* _DIRECTIONS_
Give all of the lines again exactly as they read.
***** STORED DATA
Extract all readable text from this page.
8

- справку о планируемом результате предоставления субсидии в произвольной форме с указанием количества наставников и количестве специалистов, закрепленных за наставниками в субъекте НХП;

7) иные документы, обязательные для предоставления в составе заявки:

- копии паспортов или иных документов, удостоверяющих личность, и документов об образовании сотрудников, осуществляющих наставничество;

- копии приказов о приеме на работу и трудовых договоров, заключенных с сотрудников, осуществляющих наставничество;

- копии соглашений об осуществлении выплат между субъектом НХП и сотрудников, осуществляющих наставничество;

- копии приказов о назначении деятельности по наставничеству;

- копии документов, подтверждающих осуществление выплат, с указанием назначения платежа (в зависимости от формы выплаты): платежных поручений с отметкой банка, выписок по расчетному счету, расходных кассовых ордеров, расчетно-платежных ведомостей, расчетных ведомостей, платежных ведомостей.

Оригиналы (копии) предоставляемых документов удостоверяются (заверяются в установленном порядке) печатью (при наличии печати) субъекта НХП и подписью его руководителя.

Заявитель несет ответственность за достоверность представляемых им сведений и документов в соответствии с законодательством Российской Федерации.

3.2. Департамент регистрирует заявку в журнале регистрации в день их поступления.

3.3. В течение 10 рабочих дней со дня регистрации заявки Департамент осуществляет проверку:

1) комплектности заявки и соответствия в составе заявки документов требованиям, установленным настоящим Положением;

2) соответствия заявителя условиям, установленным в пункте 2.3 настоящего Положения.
**********
* _TASK SOLUTION_
Extract all readable text from this page.
8

- справку о планируемом результате предоставления субсидии в произвольной форме с указанием количества наставников и количестве специалистов, закрепленных за наставниками в субъекте НХП;

7) иные документы, обязательные для предоставления в составе заявки:

- копии паспортов или иных документов, удостоверяющих личность, и документов об образовании сотрудников, осуществляющих наставничество;

- копии приказов о приеме на работу и трудовых договоров, заключенных с сотрудников, осуществляющих наставничество;

- копии соглашений об осуществлении выплат между субъектом НХП и сотрудников, осуществляющих наставничество;

- копии приказов о назначении деятельности по наставничеству;

- копии документов, подтверждающих осуществление выплат, с указанием назначения платежа (в зависимости от формы выплаты): платежных поручений с отметкой банка, выписок по расчетному счету, расходных кассовых ордеров, расчетно-платежных ведомостей, расчетных ведомостей, платежных ведомостей.

Оригиналы (копии) предоставляемых документов удостоверяются (заверяются в установленном порядке) печатью (при наличии печати) субъекта НХП и подписью его руководителя.

Заявитель несет ответственность за достоверность представляемых им сведений и документов в соответствии с законодательством Российской Федерации.

3.2. Департамент регистрирует заявку в журнале регистрации в день их поступления.

3.3. В течение 10 рабочих дней со дня регистрации заявки Департамент осуществляет проверку:

1) комплектности заявки и соответствия в составе заявки документов требованиям, установленным настоящим Положением;

2) соответствия заявителя условиям, установленным в пункте 2.3 настоящего Положения.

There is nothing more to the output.